## WORK TO COMPLETE
Show all lines that include the string "JSON"; copy each one.

(Records from a dataset)

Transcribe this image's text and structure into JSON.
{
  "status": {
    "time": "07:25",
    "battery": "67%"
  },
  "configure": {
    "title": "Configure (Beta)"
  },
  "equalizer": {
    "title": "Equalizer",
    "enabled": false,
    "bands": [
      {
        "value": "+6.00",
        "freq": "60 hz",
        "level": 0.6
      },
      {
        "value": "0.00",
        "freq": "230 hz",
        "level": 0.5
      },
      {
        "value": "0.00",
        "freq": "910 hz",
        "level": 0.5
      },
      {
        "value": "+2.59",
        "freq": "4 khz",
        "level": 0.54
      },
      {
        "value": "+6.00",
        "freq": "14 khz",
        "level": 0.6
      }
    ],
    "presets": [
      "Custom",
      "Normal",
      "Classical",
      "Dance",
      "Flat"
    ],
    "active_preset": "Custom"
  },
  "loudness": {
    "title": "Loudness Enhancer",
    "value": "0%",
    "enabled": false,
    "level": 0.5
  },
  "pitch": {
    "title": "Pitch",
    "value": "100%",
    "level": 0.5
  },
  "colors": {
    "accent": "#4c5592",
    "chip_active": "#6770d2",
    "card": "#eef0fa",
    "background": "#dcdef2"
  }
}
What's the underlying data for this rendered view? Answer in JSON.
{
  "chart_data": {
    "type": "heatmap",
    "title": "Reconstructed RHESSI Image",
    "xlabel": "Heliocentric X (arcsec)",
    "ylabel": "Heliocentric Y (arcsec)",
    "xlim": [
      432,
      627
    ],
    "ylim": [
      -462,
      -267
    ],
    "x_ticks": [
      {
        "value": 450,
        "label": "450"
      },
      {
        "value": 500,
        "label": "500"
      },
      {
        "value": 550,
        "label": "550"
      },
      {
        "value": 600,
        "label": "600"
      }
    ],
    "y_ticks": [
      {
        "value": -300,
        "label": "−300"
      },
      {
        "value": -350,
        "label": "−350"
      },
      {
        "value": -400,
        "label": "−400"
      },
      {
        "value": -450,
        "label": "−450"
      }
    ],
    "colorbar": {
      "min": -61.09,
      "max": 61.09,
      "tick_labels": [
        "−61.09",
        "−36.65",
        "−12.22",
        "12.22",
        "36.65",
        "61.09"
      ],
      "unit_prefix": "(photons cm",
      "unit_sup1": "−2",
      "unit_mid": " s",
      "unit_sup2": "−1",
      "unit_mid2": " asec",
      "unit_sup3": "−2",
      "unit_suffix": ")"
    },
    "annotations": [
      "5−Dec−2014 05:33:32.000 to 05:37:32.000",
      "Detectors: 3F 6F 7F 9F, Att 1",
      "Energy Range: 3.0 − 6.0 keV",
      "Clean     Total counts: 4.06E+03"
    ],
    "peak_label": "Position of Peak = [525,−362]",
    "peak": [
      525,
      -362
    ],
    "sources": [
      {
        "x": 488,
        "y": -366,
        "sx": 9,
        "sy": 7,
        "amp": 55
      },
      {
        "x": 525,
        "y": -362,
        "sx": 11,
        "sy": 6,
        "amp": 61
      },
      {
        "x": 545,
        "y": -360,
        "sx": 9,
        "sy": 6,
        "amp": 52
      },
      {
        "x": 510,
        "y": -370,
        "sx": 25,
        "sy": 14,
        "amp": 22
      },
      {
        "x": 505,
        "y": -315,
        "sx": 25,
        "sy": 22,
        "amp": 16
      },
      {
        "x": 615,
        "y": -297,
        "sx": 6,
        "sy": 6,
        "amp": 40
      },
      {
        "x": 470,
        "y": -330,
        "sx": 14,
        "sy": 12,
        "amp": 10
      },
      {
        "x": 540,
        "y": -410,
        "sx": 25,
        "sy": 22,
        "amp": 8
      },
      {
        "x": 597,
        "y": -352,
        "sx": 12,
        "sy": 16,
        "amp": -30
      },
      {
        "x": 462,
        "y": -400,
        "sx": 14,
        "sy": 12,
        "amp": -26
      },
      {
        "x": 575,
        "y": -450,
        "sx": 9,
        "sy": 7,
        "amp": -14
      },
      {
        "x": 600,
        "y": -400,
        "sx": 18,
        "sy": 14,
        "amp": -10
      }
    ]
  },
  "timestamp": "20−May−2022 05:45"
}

## EXERCISE RESULT
Transcribe this image's text and structure into JSON.
What's the underlying data for this rendered view? Answer in JSON.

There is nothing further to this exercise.